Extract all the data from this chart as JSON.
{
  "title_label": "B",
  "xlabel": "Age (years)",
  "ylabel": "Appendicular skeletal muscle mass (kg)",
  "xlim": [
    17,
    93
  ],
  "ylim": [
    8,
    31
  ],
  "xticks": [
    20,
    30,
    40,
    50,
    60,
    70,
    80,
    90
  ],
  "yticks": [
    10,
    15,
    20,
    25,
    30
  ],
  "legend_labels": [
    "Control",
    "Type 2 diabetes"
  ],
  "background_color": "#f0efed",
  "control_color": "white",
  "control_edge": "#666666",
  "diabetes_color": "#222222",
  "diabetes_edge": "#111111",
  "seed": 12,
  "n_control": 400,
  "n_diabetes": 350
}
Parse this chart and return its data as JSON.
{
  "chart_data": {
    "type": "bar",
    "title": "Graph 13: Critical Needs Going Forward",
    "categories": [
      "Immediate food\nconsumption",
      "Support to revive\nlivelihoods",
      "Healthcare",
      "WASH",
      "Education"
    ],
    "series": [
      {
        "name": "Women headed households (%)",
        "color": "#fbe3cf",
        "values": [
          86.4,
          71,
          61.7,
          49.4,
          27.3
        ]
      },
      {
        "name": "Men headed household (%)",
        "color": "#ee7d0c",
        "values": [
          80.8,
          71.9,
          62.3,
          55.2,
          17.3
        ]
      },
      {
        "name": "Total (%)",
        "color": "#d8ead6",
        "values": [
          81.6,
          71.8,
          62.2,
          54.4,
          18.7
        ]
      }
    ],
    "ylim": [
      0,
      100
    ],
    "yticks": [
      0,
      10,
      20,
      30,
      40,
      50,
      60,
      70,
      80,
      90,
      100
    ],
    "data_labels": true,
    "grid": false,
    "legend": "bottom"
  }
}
════
**Requirement:** Every entry should be printed again exactly as it stands.

**Reply:**
Extract all the data from this chart as JSON.
{
  "title_label": "B",
  "xlabel": "Age (years)",
  "ylabel": "Appendicular skeletal muscle mass (kg)",
  "xlim": [
    17,
    93
  ],
  "ylim": [
    8,
    31
  ],
  "xticks": [
    20,
    30,
    40,
    50,
    60,
    70,
    80,
    90
  ],
  "yticks": [
    10,
    15,
    20,
    25,
    30
  ],
  "legend_labels": [
    "Control",
    "Type 2 diabetes"
  ],
  "background_color": "#f0efed",
  "control_color": "white",
  "control_edge": "#666666",
  "diabetes_color": "#222222",
  "diabetes_edge": "#111111",
  "seed": 12,
  "n_control": 400,
  "n_diabetes": 350
}
Parse this chart and return its data as JSON.
{
  "chart_data": {
    "type": "bar",
    "title": "Graph 13: Critical Needs Going Forward",
    "categories": [
      "Immediate food\nconsumption",
      "Support to revive\nlivelihoods",
      "Healthcare",
      "WASH",
      "Education"
    ],
    "series": [
      {
        "name": "Women headed households (%)",
        "color": "#fbe3cf",
        "values": [
          86.4,
          71,
          61.7,
          49.4,
          27.3
        ]
      },
      {
        "name": "Men headed household (%)",
        "color": "#ee7d0c",
        "values": [
          80.8,
          71.9,
          62.3,
          55.2,
          17.3
        ]
      },
      {
        "name": "Total (%)",
        "color": "#d8ead6",
        "values": [
          81.6,
          71.8,
          62.2,
          54.4,
          18.7
        ]
      }
    ],
    "ylim": [
      0,
      100
    ],
    "yticks": [
      0,
      10,
      20,
      30,
      40,
      50,
      60,
      70,
      80,
      90,
      100
    ],
    "data_labels": true,
    "grid": false,
    "legend": "bottom"
  }
}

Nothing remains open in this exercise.